- DATA PROVIDED

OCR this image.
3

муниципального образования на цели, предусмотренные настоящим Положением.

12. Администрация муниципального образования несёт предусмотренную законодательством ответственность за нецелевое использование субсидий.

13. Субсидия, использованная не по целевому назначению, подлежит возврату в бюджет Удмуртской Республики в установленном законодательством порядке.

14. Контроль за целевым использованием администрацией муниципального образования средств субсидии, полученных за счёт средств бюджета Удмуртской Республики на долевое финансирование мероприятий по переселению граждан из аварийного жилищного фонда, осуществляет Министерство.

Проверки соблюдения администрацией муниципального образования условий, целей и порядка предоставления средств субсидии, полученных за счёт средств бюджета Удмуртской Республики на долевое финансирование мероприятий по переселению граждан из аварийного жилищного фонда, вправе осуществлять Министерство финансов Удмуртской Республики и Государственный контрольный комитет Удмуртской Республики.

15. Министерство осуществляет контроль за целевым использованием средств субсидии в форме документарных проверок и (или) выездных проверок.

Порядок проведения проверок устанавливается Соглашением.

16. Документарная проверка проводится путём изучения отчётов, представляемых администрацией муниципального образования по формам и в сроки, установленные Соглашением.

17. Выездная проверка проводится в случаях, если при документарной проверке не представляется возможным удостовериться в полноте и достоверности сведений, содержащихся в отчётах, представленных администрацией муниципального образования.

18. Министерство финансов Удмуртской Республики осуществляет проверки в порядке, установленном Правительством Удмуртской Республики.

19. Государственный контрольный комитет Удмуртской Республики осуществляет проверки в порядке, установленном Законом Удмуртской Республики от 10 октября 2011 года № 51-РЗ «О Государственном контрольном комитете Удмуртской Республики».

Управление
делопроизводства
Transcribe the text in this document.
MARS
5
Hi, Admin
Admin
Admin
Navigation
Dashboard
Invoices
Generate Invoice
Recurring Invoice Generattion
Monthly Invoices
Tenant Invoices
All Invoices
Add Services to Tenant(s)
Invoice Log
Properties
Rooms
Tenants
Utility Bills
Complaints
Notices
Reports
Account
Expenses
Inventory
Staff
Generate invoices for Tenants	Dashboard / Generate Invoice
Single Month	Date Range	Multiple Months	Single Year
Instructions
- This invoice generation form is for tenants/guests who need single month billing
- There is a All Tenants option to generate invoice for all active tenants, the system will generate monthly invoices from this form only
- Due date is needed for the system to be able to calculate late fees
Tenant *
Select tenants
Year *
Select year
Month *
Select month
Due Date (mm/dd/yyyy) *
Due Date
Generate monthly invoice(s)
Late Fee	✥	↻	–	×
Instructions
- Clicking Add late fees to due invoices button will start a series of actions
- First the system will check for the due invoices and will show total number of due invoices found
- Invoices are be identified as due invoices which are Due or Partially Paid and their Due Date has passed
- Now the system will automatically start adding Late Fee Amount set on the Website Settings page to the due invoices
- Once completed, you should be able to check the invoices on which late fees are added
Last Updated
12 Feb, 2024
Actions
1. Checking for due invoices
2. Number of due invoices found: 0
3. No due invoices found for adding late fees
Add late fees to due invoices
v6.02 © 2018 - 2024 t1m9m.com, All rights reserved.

- TASK
Your task is to repeat every line exactly.

- WRITTEN RESPONSE
OCR this image.
3

муниципального образования на цели, предусмотренные настоящим Положением.

12. Администрация муниципального образования несёт предусмотренную законодательством ответственность за нецелевое использование субсидий.

13. Субсидия, использованная не по целевому назначению, подлежит возврату в бюджет Удмуртской Республики в установленном законодательством порядке.

14. Контроль за целевым использованием администрацией муниципального образования средств субсидии, полученных за счёт средств бюджета Удмуртской Республики на долевое финансирование мероприятий по переселению граждан из аварийного жилищного фонда, осуществляет Министерство.

Проверки соблюдения администрацией муниципального образования условий, целей и порядка предоставления средств субсидии, полученных за счёт средств бюджета Удмуртской Республики на долевое финансирование мероприятий по переселению граждан из аварийного жилищного фонда, вправе осуществлять Министерство финансов Удмуртской Республики и Государственный контрольный комитет Удмуртской Республики.

15. Министерство осуществляет контроль за целевым использованием средств субсидии в форме документарных проверок и (или) выездных проверок.

Порядок проведения проверок устанавливается Соглашением.

16. Документарная проверка проводится путём изучения отчётов, представляемых администрацией муниципального образования по формам и в сроки, установленные Соглашением.

17. Выездная проверка проводится в случаях, если при документарной проверке не представляется возможным удостовериться в полноте и достоверности сведений, содержащихся в отчётах, представленных администрацией муниципального образования.

18. Министерство финансов Удмуртской Республики осуществляет проверки в порядке, установленном Правительством Удмуртской Республики.

19. Государственный контрольный комитет Удмуртской Республики осуществляет проверки в порядке, установленном Законом Удмуртской Республики от 10 октября 2011 года № 51-РЗ «О Государственном контрольном комитете Удмуртской Республики».

Управление
делопроизводства
Transcribe the text in this document.
MARS
5
Hi, Admin
Admin
Admin
Navigation
Dashboard
Invoices
Generate Invoice
Recurring Invoice Generattion
Monthly Invoices
Tenant Invoices
All Invoices
Add Services to Tenant(s)
Invoice Log
Properties
Rooms
Tenants
Utility Bills
Complaints
Notices
Reports
Account
Expenses
Inventory
Staff
Generate invoices for Tenants	Dashboard / Generate Invoice
Single Month	Date Range	Multiple Months	Single Year
Instructions
- This invoice generation form is for tenants/guests who need single month billing
- There is a All Tenants option to generate invoice for all active tenants, the system will generate monthly invoices from this form only
- Due date is needed for the system to be able to calculate late fees
Tenant *
Select tenants
Year *
Select year
Month *
Select month
Due Date (mm/dd/yyyy) *
Due Date
Generate monthly invoice(s)
Late Fee	✥	↻	–	×
Instructions
- Clicking Add late fees to due invoices button will start a series of actions
- First the system will check for the due invoices and will show total number of due invoices found
- Invoices are be identified as due invoices which are Due or Partially Paid and their Due Date has passed
- Now the system will automatically start adding Late Fee Amount set on the Website Settings page to the due invoices
- Once completed, you should be able to check the invoices on which late fees are added
Last Updated
12 Feb, 2024
Actions
1. Checking for due invoices
2. Number of due invoices found: 0
3. No due invoices found for adding late fees
Add late fees to due invoices
v6.02 © 2018 - 2024 t1m9m.com, All rights reserved.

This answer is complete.